• **SHORT EXERCISE**:
Print every line of the listing exactly, please.
═════ ENTRIES
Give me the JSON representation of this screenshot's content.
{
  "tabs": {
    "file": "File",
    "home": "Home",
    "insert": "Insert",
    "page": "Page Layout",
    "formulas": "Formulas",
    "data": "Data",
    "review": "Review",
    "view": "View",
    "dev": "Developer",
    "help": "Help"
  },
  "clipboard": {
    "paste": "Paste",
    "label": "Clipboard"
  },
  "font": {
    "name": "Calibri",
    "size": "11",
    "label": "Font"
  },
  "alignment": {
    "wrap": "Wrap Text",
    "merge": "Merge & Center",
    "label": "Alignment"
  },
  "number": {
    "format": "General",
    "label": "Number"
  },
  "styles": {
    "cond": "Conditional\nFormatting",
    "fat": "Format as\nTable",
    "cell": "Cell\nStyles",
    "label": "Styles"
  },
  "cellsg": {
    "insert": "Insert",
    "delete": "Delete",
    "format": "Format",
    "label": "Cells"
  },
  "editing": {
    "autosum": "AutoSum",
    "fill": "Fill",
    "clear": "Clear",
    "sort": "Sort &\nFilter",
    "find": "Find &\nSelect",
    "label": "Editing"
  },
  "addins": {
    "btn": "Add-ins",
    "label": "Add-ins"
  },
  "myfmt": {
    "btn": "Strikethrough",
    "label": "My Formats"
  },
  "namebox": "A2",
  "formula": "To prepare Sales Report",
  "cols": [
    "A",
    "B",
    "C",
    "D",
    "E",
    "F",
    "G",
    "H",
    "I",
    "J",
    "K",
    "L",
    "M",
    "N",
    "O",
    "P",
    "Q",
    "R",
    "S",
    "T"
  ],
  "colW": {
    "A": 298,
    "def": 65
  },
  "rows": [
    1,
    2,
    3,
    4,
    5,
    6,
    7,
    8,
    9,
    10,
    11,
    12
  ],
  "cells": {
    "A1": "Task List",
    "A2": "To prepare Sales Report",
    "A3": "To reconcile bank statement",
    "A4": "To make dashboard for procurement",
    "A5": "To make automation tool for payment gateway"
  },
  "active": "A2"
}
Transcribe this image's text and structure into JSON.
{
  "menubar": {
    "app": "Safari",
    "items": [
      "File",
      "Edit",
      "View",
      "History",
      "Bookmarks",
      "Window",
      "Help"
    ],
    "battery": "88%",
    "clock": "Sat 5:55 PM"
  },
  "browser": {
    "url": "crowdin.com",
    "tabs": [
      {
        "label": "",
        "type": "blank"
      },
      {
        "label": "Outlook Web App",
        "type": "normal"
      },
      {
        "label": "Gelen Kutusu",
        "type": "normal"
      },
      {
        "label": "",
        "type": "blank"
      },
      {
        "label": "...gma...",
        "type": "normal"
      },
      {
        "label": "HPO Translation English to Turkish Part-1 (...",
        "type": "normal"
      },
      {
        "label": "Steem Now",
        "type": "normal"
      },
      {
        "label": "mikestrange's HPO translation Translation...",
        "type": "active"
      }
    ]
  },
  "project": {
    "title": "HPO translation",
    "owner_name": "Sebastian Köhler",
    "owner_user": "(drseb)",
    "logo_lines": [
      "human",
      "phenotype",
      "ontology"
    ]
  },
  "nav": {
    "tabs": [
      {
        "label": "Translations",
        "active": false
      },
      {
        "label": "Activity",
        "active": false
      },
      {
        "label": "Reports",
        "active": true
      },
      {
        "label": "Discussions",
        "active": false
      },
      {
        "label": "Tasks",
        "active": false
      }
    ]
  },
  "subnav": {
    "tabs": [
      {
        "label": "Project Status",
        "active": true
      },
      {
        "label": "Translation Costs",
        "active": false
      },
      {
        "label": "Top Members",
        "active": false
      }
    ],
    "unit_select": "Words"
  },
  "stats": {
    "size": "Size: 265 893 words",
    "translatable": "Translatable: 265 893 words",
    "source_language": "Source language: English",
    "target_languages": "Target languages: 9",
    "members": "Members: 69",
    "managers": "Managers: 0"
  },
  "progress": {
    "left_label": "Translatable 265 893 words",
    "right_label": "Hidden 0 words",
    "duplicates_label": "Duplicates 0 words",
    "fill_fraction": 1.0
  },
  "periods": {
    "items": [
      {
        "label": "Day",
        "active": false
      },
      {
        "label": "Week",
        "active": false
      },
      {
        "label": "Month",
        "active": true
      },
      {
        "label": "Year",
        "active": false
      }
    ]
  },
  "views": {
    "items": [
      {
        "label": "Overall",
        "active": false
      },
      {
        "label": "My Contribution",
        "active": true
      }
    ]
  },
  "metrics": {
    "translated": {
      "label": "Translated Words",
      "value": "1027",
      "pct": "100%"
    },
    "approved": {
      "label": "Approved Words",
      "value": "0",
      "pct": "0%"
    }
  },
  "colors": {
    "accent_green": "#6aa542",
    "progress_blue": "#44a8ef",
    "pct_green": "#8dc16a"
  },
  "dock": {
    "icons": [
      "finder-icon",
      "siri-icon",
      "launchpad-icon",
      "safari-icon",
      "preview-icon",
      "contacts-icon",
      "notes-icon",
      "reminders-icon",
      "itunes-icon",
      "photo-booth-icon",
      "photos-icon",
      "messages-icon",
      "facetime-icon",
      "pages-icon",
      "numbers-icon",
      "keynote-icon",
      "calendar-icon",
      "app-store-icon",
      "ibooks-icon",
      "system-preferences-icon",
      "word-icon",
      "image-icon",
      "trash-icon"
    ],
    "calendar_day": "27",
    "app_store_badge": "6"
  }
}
══════════
• **FINISHED ANSWER**:
Give me the JSON representation of this screenshot's content.
{
  "tabs": {
    "file": "File",
    "home": "Home",
    "insert": "Insert",
    "page": "Page Layout",
    "formulas": "Formulas",
    "data": "Data",
    "review": "Review",
    "view": "View",
    "dev": "Developer",
    "help": "Help"
  },
  "clipboard": {
    "paste": "Paste",
    "label": "Clipboard"
  },
  "font": {
    "name": "Calibri",
    "size": "11",
    "label": "Font"
  },
  "alignment": {
    "wrap": "Wrap Text",
    "merge": "Merge & Center",
    "label": "Alignment"
  },
  "number": {
    "format": "General",
    "label": "Number"
  },
  "styles": {
    "cond": "Conditional\nFormatting",
    "fat": "Format as\nTable",
    "cell": "Cell\nStyles",
    "label": "Styles"
  },
  "cellsg": {
    "insert": "Insert",
    "delete": "Delete",
    "format": "Format",
    "label": "Cells"
  },
  "editing": {
    "autosum": "AutoSum",
    "fill": "Fill",
    "clear": "Clear",
    "sort": "Sort &\nFilter",
    "find": "Find &\nSelect",
    "label": "Editing"
  },
  "addins": {
    "btn": "Add-ins",
    "label": "Add-ins"
  },
  "myfmt": {
    "btn": "Strikethrough",
    "label": "My Formats"
  },
  "namebox": "A2",
  "formula": "To prepare Sales Report",
  "cols": [
    "A",
    "B",
    "C",
    "D",
    "E",
    "F",
    "G",
    "H",
    "I",
    "J",
    "K",
    "L",
    "M",
    "N",
    "O",
    "P",
    "Q",
    "R",
    "S",
    "T"
  ],
  "colW": {
    "A": 298,
    "def": 65
  },
  "rows": [
    1,
    2,
    3,
    4,
    5,
    6,
    7,
    8,
    9,
    10,
    11,
    12
  ],
  "cells": {
    "A1": "Task List",
    "A2": "To prepare Sales Report",
    "A3": "To reconcile bank statement",
    "A4": "To make dashboard for procurement",
    "A5": "To make automation tool for payment gateway"
  },
  "active": "A2"
}
Transcribe this image's text and structure into JSON.
{
  "menubar": {
    "app": "Safari",
    "items": [
      "File",
      "Edit",
      "View",
      "History",
      "Bookmarks",
      "Window",
      "Help"
    ],
    "battery": "88%",
    "clock": "Sat 5:55 PM"
  },
  "browser": {
    "url": "crowdin.com",
    "tabs": [
      {
        "label": "",
        "type": "blank"
      },
      {
        "label": "Outlook Web App",
        "type": "normal"
      },
      {
        "label": "Gelen Kutusu",
        "type": "normal"
      },
      {
        "label": "",
        "type": "blank"
      },
      {
        "label": "...gma...",
        "type": "normal"
      },
      {
        "label": "HPO Translation English to Turkish Part-1 (...",
        "type": "normal"
      },
      {
        "label": "Steem Now",
        "type": "normal"
      },
      {
        "label": "mikestrange's HPO translation Translation...",
        "type": "active"
      }
    ]
  },
  "project": {
    "title": "HPO translation",
    "owner_name": "Sebastian Köhler",
    "owner_user": "(drseb)",
    "logo_lines": [
      "human",
      "phenotype",
      "ontology"
    ]
  },
  "nav": {
    "tabs": [
      {
        "label": "Translations",
        "active": false
      },
      {
        "label": "Activity",
        "active": false
      },
      {
        "label": "Reports",
        "active": true
      },
      {
        "label": "Discussions",
        "active": false
      },
      {
        "label": "Tasks",
        "active": false
      }
    ]
  },
  "subnav": {
    "tabs": [
      {
        "label": "Project Status",
        "active": true
      },
      {
        "label": "Translation Costs",
        "active": false
      },
      {
        "label": "Top Members",
        "active": false
      }
    ],
    "unit_select": "Words"
  },
  "stats": {
    "size": "Size: 265 893 words",
    "translatable": "Translatable: 265 893 words",
    "source_language": "Source language: English",
    "target_languages": "Target languages: 9",
    "members": "Members: 69",
    "managers": "Managers: 0"
  },
  "progress": {
    "left_label": "Translatable 265 893 words",
    "right_label": "Hidden 0 words",
    "duplicates_label": "Duplicates 0 words",
    "fill_fraction": 1.0
  },
  "periods": {
    "items": [
      {
        "label": "Day",
        "active": false
      },
      {
        "label": "Week",
        "active": false
      },
      {
        "label": "Month",
        "active": true
      },
      {
        "label": "Year",
        "active": false
      }
    ]
  },
  "views": {
    "items": [
      {
        "label": "Overall",
        "active": false
      },
      {
        "label": "My Contribution",
        "active": true
      }
    ]
  },
  "metrics": {
    "translated": {
      "label": "Translated Words",
      "value": "1027",
      "pct": "100%"
    },
    "approved": {
      "label": "Approved Words",
      "value": "0",
      "pct": "0%"
    }
  },
  "colors": {
    "accent_green": "#6aa542",
    "progress_blue": "#44a8ef",
    "pct_green": "#8dc16a"
  },
  "dock": {
    "icons": [
      "finder-icon",
      "siri-icon",
      "launchpad-icon",
      "safari-icon",
      "preview-icon",
      "contacts-icon",
      "notes-icon",
      "reminders-icon",
      "itunes-icon",
      "photo-booth-icon",
      "photos-icon",
      "messages-icon",
      "facetime-icon",
      "pages-icon",
      "numbers-icon",
      "keynote-icon",
      "calendar-icon",
      "app-store-icon",
      "ibooks-icon",
      "system-preferences-icon",
      "word-icon",
      "image-icon",
      "trash-icon"
    ],
    "calendar_day": "27",
    "app_store_badge": "6"
  }
}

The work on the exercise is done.